Identify the lines in the data below that contain "учете" and give only how many there are.

━━━━━ MATERIAL SHOWN

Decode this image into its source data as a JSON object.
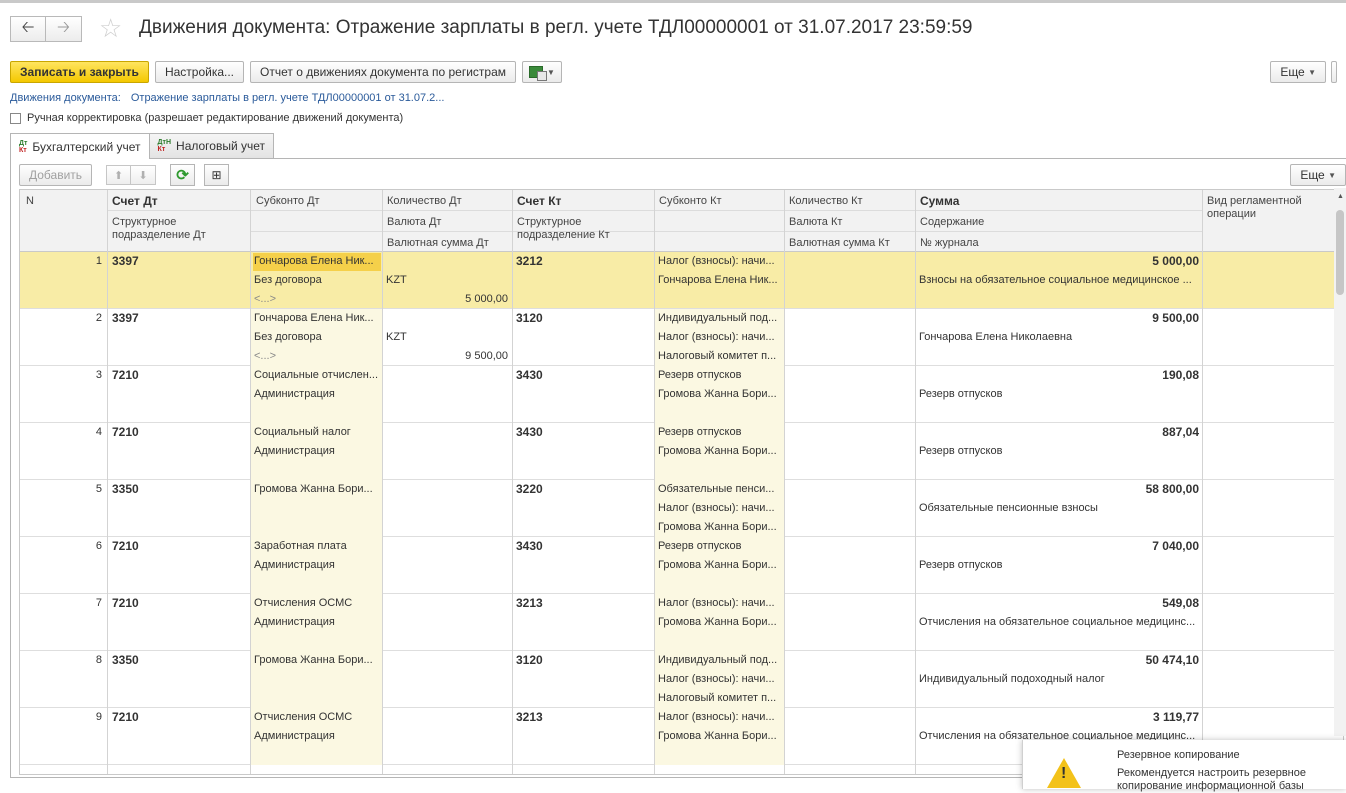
{
  "header": {
    "back_icon": "arrow-left-icon",
    "forward_icon": "arrow-right-icon",
    "title": "Движения документа: Отражение зарплаты в регл. учете ТДЛ00000001 от 31.07.2017 23:59:59"
  },
  "toolbar": {
    "save_close": "Записать и закрыть",
    "settings": "Настройка...",
    "report": "Отчет о движениях документа по регистрам",
    "more": "Еще"
  },
  "links": {
    "label": "Движения документа:",
    "doc": "Отражение зарплаты в регл. учете ТДЛ00000001 от 31.07.2..."
  },
  "manual": {
    "label": "Ручная корректировка (разрешает редактирование движений документа)",
    "checked": false
  },
  "tabs": [
    {
      "label": "Бухгалтерский учет",
      "active": true
    },
    {
      "label": "Налоговый учет",
      "active": false
    }
  ],
  "table_toolbar": {
    "add": "Добавить",
    "more": "Еще"
  },
  "columns": {
    "n": "N",
    "schet_dt": "Счет Дт",
    "subconto_dt": "Субконто Дт",
    "kol_dt": "Количество Дт",
    "schet_kt": "Счет Кт",
    "subconto_kt": "Субконто Кт",
    "kol_kt": "Количество Кт",
    "summa": "Сумма",
    "vid": "Вид регламентной операции",
    "struct_dt": "Структурное подразделение Дт",
    "valuta_dt": "Валюта Дт",
    "valsum_dt": "Валютная сумма Дт",
    "struct_kt": "Структурное подразделение Кт",
    "valuta_kt": "Валюта Кт",
    "valsum_kt": "Валютная сумма Кт",
    "soderzhanie": "Содержание",
    "zhurnal": "№ журнала"
  },
  "rows": [
    {
      "n": "1",
      "dt": "3397",
      "sdt": [
        "Гончарова Елена Ник...",
        "Без договора",
        "<...>"
      ],
      "kol_dt": [
        "",
        "KZT",
        "5 000,00"
      ],
      "kt": "3212",
      "skt": [
        "Налог (взносы): начи...",
        "Гончарова Елена Ник...",
        ""
      ],
      "sum": "5 000,00",
      "desc": "Взносы на обязательное социальное медицинское ..."
    },
    {
      "n": "2",
      "dt": "3397",
      "sdt": [
        "Гончарова Елена Ник...",
        "Без договора",
        "<...>"
      ],
      "kol_dt": [
        "",
        "KZT",
        "9 500,00"
      ],
      "kt": "3120",
      "skt": [
        "Индивидуальный под...",
        "Налог (взносы): начи...",
        "Налоговый комитет п..."
      ],
      "sum": "9 500,00",
      "desc": "Гончарова Елена Николаевна"
    },
    {
      "n": "3",
      "dt": "7210",
      "sdt": [
        "Социальные отчислен...",
        "Администрация",
        ""
      ],
      "kol_dt": [
        "",
        "",
        ""
      ],
      "kt": "3430",
      "skt": [
        "Резерв отпусков",
        "Громова Жанна Бори...",
        ""
      ],
      "sum": "190,08",
      "desc": "Резерв отпусков"
    },
    {
      "n": "4",
      "dt": "7210",
      "sdt": [
        "Социальный налог",
        "Администрация",
        ""
      ],
      "kol_dt": [
        "",
        "",
        ""
      ],
      "kt": "3430",
      "skt": [
        "Резерв отпусков",
        "Громова Жанна Бори...",
        ""
      ],
      "sum": "887,04",
      "desc": "Резерв отпусков"
    },
    {
      "n": "5",
      "dt": "3350",
      "sdt": [
        "Громова Жанна Бори...",
        "",
        ""
      ],
      "kol_dt": [
        "",
        "",
        ""
      ],
      "kt": "3220",
      "skt": [
        "Обязательные пенси...",
        "Налог (взносы): начи...",
        "Громова Жанна Бори..."
      ],
      "sum": "58 800,00",
      "desc": "Обязательные пенсионные взносы"
    },
    {
      "n": "6",
      "dt": "7210",
      "sdt": [
        "Заработная плата",
        "Администрация",
        ""
      ],
      "kol_dt": [
        "",
        "",
        ""
      ],
      "kt": "3430",
      "skt": [
        "Резерв отпусков",
        "Громова Жанна Бори...",
        ""
      ],
      "sum": "7 040,00",
      "desc": "Резерв отпусков"
    },
    {
      "n": "7",
      "dt": "7210",
      "sdt": [
        "Отчисления ОСМС",
        "Администрация",
        ""
      ],
      "kol_dt": [
        "",
        "",
        ""
      ],
      "kt": "3213",
      "skt": [
        "Налог (взносы): начи...",
        "Громова Жанна Бори...",
        ""
      ],
      "sum": "549,08",
      "desc": "Отчисления на обязательное социальное медицинс..."
    },
    {
      "n": "8",
      "dt": "3350",
      "sdt": [
        "Громова Жанна Бори...",
        "",
        ""
      ],
      "kol_dt": [
        "",
        "",
        ""
      ],
      "kt": "3120",
      "skt": [
        "Индивидуальный под...",
        "Налог (взносы): начи...",
        "Налоговый комитет п..."
      ],
      "sum": "50 474,10",
      "desc": "Индивидуальный подоходный налог"
    },
    {
      "n": "9",
      "dt": "7210",
      "sdt": [
        "Отчисления ОСМС",
        "Администрация",
        ""
      ],
      "kol_dt": [
        "",
        "",
        ""
      ],
      "kt": "3213",
      "skt": [
        "Налог (взносы): начи...",
        "Громова Жанна Бори...",
        ""
      ],
      "sum": "3 119,77",
      "desc": "Отчисления на обязательное социальное медицинс..."
    }
  ],
  "notification": {
    "icon": "warning-icon",
    "title": "Резервное копирование",
    "text": "Рекомендуется настроить резервное копирование информационной базы"
  }
}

━━━━━━━━━━

:: FINAL RESULT ::
2